CHALLENGE.
All the data below goes into the copy word for word, but the pictures don't.

RECORD SET.

--- Start ---

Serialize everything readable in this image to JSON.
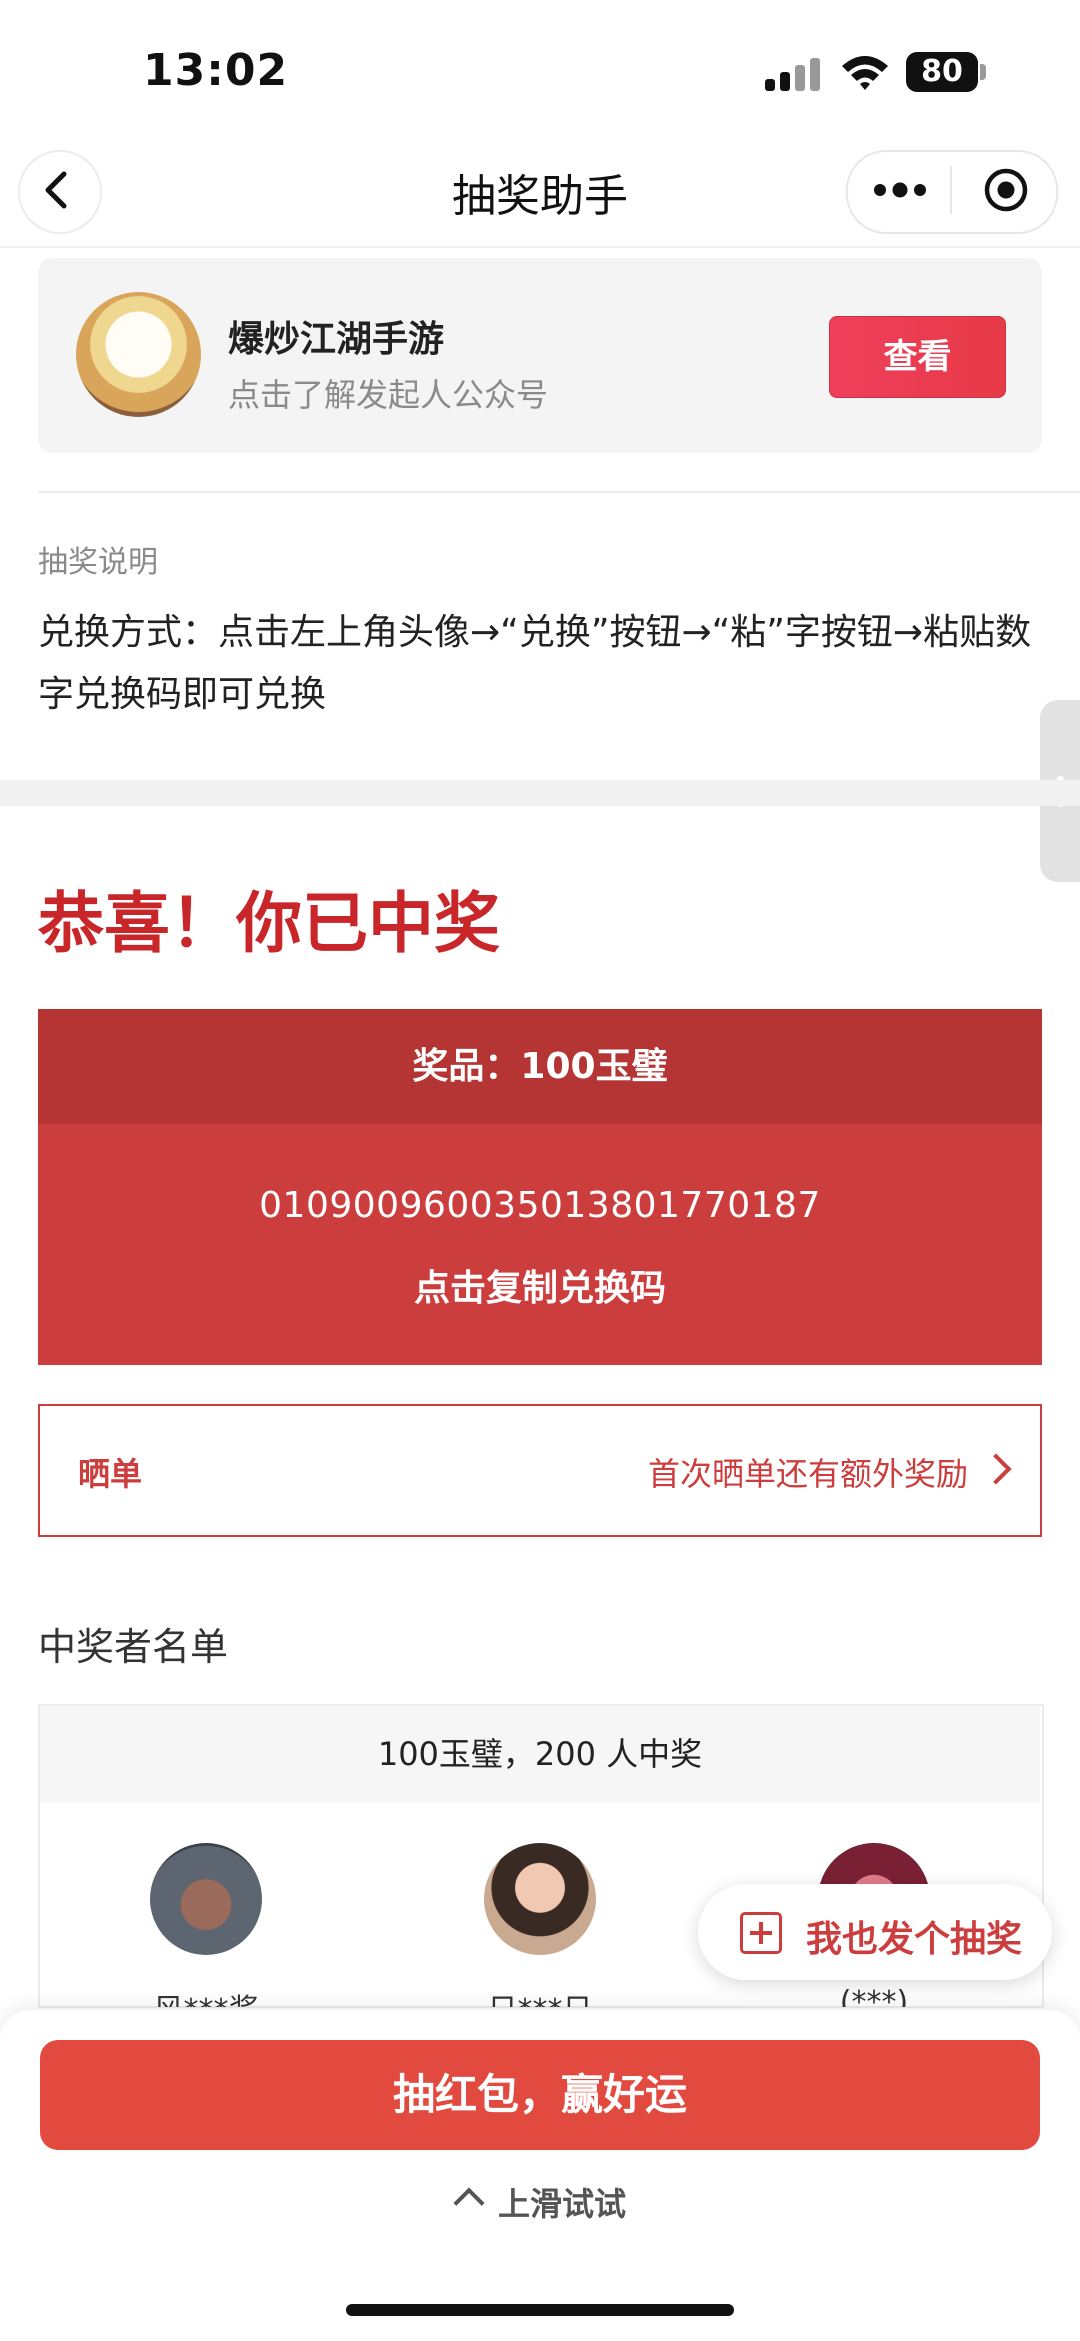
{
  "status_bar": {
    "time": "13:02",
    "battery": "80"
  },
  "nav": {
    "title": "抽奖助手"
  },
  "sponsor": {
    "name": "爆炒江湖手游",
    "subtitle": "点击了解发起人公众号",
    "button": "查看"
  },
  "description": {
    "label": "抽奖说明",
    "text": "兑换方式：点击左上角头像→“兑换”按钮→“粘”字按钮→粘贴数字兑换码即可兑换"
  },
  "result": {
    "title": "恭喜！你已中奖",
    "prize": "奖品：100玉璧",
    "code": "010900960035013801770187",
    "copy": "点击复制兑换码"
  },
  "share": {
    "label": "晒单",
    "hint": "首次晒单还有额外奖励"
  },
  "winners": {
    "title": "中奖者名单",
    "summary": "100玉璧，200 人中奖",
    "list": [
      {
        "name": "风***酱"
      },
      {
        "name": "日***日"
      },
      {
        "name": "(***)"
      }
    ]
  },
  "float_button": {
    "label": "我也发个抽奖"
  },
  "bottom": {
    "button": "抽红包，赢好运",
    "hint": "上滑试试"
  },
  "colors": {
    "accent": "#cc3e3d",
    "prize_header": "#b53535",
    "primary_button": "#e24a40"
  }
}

--- End ---

WORKED ANSWER.
Serialize everything readable in this image to JSON.
{
  "status_bar": {
    "time": "13:02",
    "battery": "80"
  },
  "nav": {
    "title": "抽奖助手"
  },
  "sponsor": {
    "name": "爆炒江湖手游",
    "subtitle": "点击了解发起人公众号",
    "button": "查看"
  },
  "description": {
    "label": "抽奖说明",
    "text": "兑换方式：点击左上角头像→“兑换”按钮→“粘”字按钮→粘贴数字兑换码即可兑换"
  },
  "result": {
    "title": "恭喜！你已中奖",
    "prize": "奖品：100玉璧",
    "code": "010900960035013801770187",
    "copy": "点击复制兑换码"
  },
  "share": {
    "label": "晒单",
    "hint": "首次晒单还有额外奖励"
  },
  "winners": {
    "title": "中奖者名单",
    "summary": "100玉璧，200 人中奖",
    "list": [
      {
        "name": "风***酱"
      },
      {
        "name": "日***日"
      },
      {
        "name": "(***)"
      }
    ]
  },
  "float_button": {
    "label": "我也发个抽奖"
  },
  "bottom": {
    "button": "抽红包，赢好运",
    "hint": "上滑试试"
  },
  "colors": {
    "accent": "#cc3e3d",
    "prize_header": "#b53535",
    "primary_button": "#e24a40"
  }
}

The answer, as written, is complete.